**WORK TO COMPLETE:**
Give the listing again character for character, but drop the images.
** BEGIN **
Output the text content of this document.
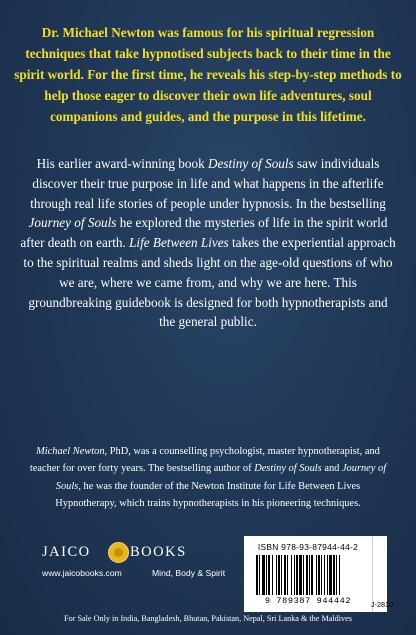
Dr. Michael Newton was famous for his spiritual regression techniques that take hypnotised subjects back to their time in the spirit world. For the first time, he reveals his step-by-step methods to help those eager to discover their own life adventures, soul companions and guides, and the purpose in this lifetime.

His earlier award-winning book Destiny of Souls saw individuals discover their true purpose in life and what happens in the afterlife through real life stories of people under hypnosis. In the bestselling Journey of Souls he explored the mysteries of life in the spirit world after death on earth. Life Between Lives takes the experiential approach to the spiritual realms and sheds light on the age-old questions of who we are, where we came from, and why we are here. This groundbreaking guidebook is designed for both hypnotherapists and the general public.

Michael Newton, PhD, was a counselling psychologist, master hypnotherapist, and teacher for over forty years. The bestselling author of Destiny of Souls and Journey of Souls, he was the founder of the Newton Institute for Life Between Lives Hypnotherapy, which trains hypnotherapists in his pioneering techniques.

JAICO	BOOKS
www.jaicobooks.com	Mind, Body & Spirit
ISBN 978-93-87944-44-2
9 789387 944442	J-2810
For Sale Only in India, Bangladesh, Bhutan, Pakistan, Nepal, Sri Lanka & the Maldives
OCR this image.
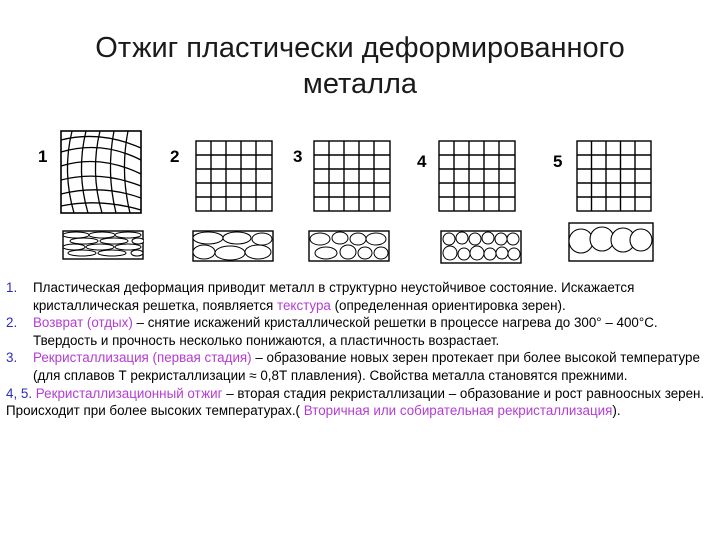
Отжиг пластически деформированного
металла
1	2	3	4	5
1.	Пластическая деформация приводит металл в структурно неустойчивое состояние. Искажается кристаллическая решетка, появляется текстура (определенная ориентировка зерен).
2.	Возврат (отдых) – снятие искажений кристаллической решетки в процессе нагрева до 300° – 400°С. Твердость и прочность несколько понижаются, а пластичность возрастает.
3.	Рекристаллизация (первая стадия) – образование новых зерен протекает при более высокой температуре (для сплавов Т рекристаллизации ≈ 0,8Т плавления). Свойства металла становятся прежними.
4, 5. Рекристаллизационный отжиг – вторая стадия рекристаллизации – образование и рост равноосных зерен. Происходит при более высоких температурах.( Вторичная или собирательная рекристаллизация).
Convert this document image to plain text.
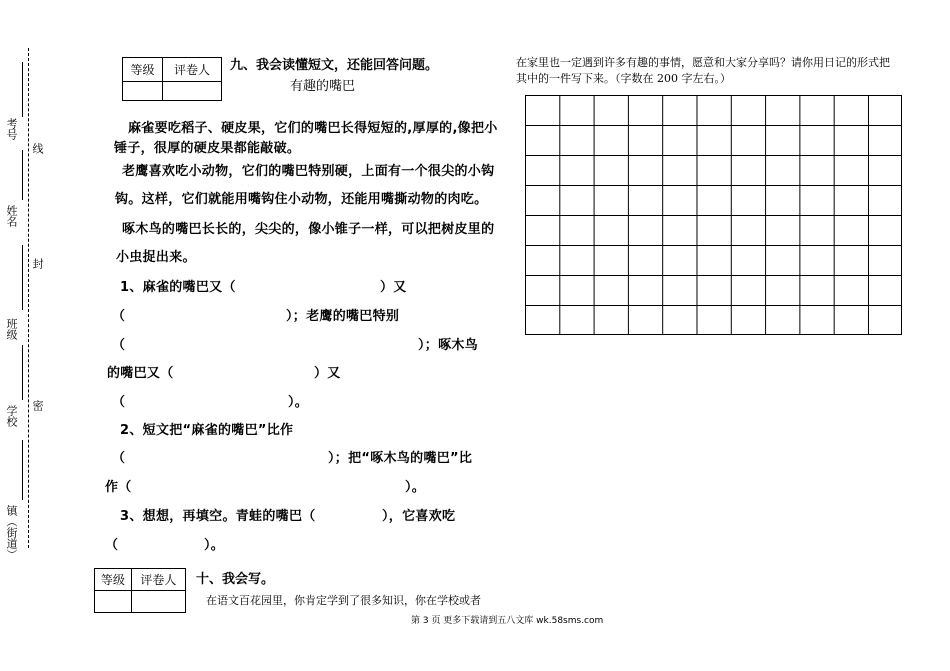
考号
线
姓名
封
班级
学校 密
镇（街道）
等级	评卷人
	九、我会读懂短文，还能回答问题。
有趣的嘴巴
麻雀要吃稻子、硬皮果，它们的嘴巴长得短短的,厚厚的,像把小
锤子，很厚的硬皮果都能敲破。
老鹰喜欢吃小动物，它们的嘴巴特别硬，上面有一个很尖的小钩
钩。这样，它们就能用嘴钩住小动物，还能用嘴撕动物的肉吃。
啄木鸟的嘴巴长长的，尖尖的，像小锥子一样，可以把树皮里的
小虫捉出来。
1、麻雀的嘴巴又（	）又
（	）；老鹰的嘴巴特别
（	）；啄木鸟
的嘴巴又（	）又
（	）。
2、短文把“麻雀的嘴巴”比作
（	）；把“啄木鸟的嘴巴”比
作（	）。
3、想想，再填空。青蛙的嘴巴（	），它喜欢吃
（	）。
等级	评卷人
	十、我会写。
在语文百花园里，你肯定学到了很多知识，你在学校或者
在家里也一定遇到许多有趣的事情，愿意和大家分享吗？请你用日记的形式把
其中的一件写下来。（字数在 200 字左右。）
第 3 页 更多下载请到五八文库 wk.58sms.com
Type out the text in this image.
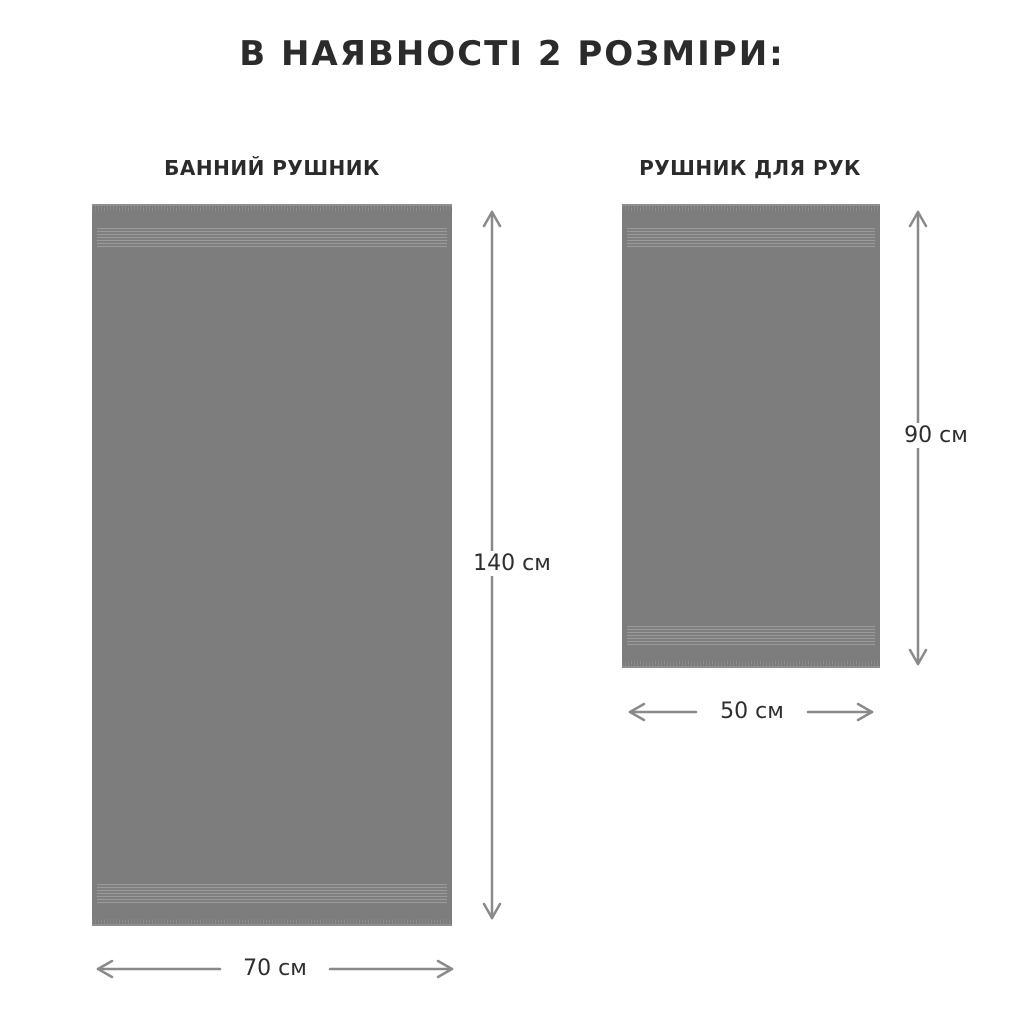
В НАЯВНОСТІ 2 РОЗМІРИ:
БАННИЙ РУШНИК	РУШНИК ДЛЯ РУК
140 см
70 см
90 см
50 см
** END **
**ANSWER TO THIS TASK:**
Output the text content of this document.
Dr. Michael Newton was famous for his spiritual regression techniques that take hypnotised subjects back to their time in the spirit world. For the first time, he reveals his step-by-step methods to help those eager to discover their own life adventures, soul companions and guides, and the purpose in this lifetime.

His earlier award-winning book Destiny of Souls saw individuals discover their true purpose in life and what happens in the afterlife through real life stories of people under hypnosis. In the bestselling Journey of Souls he explored the mysteries of life in the spirit world after death on earth. Life Between Lives takes the experiential approach to the spiritual realms and sheds light on the age-old questions of who we are, where we came from, and why we are here. This groundbreaking guidebook is designed for both hypnotherapists and the general public.

Michael Newton, PhD, was a counselling psychologist, master hypnotherapist, and teacher for over forty years. The bestselling author of Destiny of Souls and Journey of Souls, he was the founder of the Newton Institute for Life Between Lives Hypnotherapy, which trains hypnotherapists in his pioneering techniques.

JAICO	BOOKS
www.jaicobooks.com	Mind, Body & Spirit
ISBN 978-93-87944-44-2
9 789387 944442	J-2810
For Sale Only in India, Bangladesh, Bhutan, Pakistan, Nepal, Sri Lanka & the Maldives
OCR this image.
Отжиг пластически деформированного
металла
1	2	3	4	5
1.	Пластическая деформация приводит металл в структурно неустойчивое состояние. Искажается кристаллическая решетка, появляется текстура (определенная ориентировка зерен).
2.	Возврат (отдых) – снятие искажений кристаллической решетки в процессе нагрева до 300° – 400°С. Твердость и прочность несколько понижаются, а пластичность возрастает.
3.	Рекристаллизация (первая стадия) – образование новых зерен протекает при более высокой температуре (для сплавов Т рекристаллизации ≈ 0,8Т плавления). Свойства металла становятся прежними.
4, 5. Рекристаллизационный отжиг – вторая стадия рекристаллизации – образование и рост равноосных зерен. Происходит при более высоких температурах.( Вторичная или собирательная рекристаллизация).
Convert this document image to plain text.
考号
线
姓名
封
班级
学校 密
镇（街道）
等级	评卷人
	九、我会读懂短文，还能回答问题。
有趣的嘴巴
麻雀要吃稻子、硬皮果，它们的嘴巴长得短短的,厚厚的,像把小
锤子，很厚的硬皮果都能敲破。
老鹰喜欢吃小动物，它们的嘴巴特别硬，上面有一个很尖的小钩
钩。这样，它们就能用嘴钩住小动物，还能用嘴撕动物的肉吃。
啄木鸟的嘴巴长长的，尖尖的，像小锥子一样，可以把树皮里的
小虫捉出来。
1、麻雀的嘴巴又（	）又
（	）；老鹰的嘴巴特别
（	）；啄木鸟
的嘴巴又（	）又
（	）。
2、短文把“麻雀的嘴巴”比作
（	）；把“啄木鸟的嘴巴”比
作（	）。
3、想想，再填空。青蛙的嘴巴（	），它喜欢吃
（	）。
等级	评卷人
	十、我会写。
在语文百花园里，你肯定学到了很多知识，你在学校或者
在家里也一定遇到许多有趣的事情，愿意和大家分享吗？请你用日记的形式把
其中的一件写下来。（字数在 200 字左右。）
第 3 页 更多下载请到五八文库 wk.58sms.com
Type out the text in this image.
В НАЯВНОСТІ 2 РОЗМІРИ:
БАННИЙ РУШНИК	РУШНИК ДЛЯ РУК
140 см
70 см
90 см
50 см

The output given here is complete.